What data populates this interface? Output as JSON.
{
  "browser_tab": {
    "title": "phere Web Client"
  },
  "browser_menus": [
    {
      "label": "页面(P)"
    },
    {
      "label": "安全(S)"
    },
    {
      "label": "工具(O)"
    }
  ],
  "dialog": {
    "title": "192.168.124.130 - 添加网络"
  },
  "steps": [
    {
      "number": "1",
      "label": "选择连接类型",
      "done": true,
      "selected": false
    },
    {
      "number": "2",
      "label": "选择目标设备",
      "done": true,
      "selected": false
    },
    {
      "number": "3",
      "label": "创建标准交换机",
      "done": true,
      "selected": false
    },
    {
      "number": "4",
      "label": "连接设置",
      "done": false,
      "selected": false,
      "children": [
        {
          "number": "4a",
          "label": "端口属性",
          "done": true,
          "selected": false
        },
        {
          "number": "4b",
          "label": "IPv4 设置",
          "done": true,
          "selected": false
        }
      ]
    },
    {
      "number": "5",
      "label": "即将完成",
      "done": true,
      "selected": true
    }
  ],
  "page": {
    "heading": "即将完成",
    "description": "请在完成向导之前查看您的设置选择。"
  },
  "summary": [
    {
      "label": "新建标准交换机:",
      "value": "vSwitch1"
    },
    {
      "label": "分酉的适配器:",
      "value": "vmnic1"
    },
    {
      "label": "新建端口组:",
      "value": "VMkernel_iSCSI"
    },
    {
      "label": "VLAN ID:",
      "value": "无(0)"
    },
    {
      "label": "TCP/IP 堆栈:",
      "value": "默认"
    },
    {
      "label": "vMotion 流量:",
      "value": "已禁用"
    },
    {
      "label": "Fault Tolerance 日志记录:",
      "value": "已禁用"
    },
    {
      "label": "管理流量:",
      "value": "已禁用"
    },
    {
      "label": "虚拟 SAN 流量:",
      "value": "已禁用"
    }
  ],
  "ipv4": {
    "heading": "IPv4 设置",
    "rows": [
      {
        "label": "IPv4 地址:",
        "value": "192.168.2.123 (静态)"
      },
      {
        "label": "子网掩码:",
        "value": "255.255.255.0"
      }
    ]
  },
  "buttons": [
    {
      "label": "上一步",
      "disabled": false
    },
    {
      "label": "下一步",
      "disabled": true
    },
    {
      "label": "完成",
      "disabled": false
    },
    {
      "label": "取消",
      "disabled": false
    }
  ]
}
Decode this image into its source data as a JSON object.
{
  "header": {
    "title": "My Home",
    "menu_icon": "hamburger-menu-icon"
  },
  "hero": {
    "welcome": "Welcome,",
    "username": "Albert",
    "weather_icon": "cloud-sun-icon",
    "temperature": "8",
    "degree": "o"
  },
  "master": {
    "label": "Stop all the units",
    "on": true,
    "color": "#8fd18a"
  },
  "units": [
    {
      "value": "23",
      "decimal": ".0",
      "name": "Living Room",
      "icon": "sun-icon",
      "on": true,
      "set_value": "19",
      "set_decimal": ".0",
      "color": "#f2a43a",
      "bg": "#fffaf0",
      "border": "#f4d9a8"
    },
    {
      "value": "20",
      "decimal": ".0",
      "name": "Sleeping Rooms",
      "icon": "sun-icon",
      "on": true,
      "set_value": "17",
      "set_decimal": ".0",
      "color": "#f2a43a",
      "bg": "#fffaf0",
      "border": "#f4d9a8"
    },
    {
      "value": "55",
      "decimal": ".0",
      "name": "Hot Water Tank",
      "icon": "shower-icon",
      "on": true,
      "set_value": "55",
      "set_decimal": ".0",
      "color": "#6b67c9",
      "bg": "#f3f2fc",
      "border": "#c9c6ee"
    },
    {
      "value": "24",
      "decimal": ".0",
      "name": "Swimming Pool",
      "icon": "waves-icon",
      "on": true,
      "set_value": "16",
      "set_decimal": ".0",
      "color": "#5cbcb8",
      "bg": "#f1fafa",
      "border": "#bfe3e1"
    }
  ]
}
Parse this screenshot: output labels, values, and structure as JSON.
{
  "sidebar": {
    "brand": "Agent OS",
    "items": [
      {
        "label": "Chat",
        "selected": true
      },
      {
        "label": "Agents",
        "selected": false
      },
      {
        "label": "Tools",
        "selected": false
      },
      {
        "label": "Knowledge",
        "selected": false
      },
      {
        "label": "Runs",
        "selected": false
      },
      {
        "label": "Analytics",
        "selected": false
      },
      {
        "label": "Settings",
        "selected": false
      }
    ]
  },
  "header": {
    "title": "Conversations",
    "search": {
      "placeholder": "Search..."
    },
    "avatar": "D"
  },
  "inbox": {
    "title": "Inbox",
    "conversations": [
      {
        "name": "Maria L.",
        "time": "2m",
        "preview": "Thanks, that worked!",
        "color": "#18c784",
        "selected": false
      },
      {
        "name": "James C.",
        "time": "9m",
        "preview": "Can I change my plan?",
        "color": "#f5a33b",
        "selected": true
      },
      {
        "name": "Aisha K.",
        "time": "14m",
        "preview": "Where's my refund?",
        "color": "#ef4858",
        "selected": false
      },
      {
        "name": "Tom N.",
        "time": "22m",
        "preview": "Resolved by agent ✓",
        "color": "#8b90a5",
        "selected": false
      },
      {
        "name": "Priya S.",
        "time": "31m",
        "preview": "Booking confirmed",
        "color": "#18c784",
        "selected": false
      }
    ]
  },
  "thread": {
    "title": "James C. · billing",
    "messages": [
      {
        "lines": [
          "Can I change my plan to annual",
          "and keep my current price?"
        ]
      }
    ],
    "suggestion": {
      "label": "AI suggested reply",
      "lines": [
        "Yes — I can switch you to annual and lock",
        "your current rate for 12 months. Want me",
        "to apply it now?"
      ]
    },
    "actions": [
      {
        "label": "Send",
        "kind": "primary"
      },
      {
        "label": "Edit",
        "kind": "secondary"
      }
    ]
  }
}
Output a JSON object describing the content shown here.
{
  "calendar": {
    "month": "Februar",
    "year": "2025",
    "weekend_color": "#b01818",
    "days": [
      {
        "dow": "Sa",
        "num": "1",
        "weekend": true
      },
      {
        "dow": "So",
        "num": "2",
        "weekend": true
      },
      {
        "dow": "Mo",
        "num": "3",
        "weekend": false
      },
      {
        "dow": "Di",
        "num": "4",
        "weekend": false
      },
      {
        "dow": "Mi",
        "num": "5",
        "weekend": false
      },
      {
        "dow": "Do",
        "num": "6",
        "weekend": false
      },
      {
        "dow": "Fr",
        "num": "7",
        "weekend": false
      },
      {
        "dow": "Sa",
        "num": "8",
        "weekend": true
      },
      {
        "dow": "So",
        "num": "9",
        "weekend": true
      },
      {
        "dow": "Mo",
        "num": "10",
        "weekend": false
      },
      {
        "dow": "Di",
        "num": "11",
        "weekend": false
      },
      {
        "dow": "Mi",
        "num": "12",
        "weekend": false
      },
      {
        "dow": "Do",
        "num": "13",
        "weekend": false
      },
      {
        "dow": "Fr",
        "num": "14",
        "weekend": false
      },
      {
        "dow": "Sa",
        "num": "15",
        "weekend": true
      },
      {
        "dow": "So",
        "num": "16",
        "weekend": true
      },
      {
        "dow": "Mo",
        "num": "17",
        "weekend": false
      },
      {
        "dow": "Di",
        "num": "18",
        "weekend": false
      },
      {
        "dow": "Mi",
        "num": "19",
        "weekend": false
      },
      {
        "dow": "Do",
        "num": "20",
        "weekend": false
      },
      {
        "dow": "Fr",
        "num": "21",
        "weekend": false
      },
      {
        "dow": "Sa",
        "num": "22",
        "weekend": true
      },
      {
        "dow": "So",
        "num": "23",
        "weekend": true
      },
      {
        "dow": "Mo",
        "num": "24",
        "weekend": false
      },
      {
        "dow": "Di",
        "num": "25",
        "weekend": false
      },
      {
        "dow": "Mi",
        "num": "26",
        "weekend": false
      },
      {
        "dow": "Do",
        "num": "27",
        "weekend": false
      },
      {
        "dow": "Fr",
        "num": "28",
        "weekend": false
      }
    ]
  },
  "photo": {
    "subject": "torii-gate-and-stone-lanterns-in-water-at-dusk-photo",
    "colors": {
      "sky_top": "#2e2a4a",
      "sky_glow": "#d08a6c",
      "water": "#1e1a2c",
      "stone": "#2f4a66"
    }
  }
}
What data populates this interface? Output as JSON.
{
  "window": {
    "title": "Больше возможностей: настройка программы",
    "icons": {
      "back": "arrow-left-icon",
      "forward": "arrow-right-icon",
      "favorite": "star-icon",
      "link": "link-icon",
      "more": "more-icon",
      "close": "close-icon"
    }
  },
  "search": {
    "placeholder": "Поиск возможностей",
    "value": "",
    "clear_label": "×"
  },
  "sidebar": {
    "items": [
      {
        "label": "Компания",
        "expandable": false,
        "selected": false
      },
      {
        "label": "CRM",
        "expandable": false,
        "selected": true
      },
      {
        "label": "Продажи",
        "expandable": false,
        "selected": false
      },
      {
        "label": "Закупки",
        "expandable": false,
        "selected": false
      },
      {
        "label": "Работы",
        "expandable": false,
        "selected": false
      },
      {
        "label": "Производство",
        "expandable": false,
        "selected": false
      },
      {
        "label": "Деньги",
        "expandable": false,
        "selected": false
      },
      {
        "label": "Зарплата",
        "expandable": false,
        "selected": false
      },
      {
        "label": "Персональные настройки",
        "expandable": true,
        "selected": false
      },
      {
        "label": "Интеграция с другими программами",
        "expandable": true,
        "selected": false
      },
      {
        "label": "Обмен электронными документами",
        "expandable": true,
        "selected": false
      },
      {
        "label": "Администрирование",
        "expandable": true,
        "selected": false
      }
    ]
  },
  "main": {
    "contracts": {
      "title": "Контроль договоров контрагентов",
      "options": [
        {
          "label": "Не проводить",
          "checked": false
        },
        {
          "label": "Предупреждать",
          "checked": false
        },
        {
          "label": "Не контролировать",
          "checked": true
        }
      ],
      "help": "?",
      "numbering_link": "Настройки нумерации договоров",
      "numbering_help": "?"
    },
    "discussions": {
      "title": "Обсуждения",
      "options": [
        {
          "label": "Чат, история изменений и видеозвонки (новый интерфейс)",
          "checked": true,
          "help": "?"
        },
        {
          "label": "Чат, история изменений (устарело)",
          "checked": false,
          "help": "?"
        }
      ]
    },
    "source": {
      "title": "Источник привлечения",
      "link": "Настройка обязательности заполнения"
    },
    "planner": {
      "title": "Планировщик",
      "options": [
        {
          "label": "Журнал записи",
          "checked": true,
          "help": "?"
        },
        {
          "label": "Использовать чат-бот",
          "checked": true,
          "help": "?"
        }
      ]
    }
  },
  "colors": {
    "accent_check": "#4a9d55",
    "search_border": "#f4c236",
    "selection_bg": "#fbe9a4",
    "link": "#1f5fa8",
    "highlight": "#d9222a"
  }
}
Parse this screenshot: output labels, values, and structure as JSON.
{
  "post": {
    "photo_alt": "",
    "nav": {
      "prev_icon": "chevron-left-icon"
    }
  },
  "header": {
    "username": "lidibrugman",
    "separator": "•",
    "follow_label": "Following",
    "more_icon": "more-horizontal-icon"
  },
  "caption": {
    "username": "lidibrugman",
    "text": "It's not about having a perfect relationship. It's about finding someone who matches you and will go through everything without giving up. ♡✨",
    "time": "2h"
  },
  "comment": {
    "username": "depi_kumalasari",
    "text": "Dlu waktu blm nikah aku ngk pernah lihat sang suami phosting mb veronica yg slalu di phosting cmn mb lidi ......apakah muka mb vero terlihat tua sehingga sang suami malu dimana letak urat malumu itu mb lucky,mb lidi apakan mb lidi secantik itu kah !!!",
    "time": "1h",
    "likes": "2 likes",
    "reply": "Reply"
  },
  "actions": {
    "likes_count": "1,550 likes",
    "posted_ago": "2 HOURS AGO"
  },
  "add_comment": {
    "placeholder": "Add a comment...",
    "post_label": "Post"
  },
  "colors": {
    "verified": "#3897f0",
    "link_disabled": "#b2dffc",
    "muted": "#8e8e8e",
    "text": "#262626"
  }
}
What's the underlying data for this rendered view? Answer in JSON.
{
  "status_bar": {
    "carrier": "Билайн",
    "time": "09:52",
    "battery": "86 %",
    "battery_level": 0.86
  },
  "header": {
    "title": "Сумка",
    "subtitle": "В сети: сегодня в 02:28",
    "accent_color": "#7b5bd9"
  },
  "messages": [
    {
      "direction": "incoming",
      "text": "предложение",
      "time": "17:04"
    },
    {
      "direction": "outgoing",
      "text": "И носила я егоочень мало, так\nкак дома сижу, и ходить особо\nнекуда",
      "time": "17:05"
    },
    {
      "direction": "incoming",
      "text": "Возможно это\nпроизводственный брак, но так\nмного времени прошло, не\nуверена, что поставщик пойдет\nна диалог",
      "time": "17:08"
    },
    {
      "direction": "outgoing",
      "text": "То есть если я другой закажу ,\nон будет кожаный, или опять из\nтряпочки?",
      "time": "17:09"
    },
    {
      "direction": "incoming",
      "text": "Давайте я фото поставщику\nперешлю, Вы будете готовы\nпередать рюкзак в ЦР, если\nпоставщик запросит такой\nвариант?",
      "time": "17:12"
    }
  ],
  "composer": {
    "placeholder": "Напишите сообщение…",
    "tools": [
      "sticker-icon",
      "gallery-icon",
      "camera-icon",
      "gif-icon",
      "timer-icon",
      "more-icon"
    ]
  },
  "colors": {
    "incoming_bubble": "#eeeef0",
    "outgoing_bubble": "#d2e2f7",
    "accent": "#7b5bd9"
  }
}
- - -
Description of the task – Pull out all lines from the entries above that include the word "source".

Written solution –
Decode this image into its source data as a JSON object.
    "source": {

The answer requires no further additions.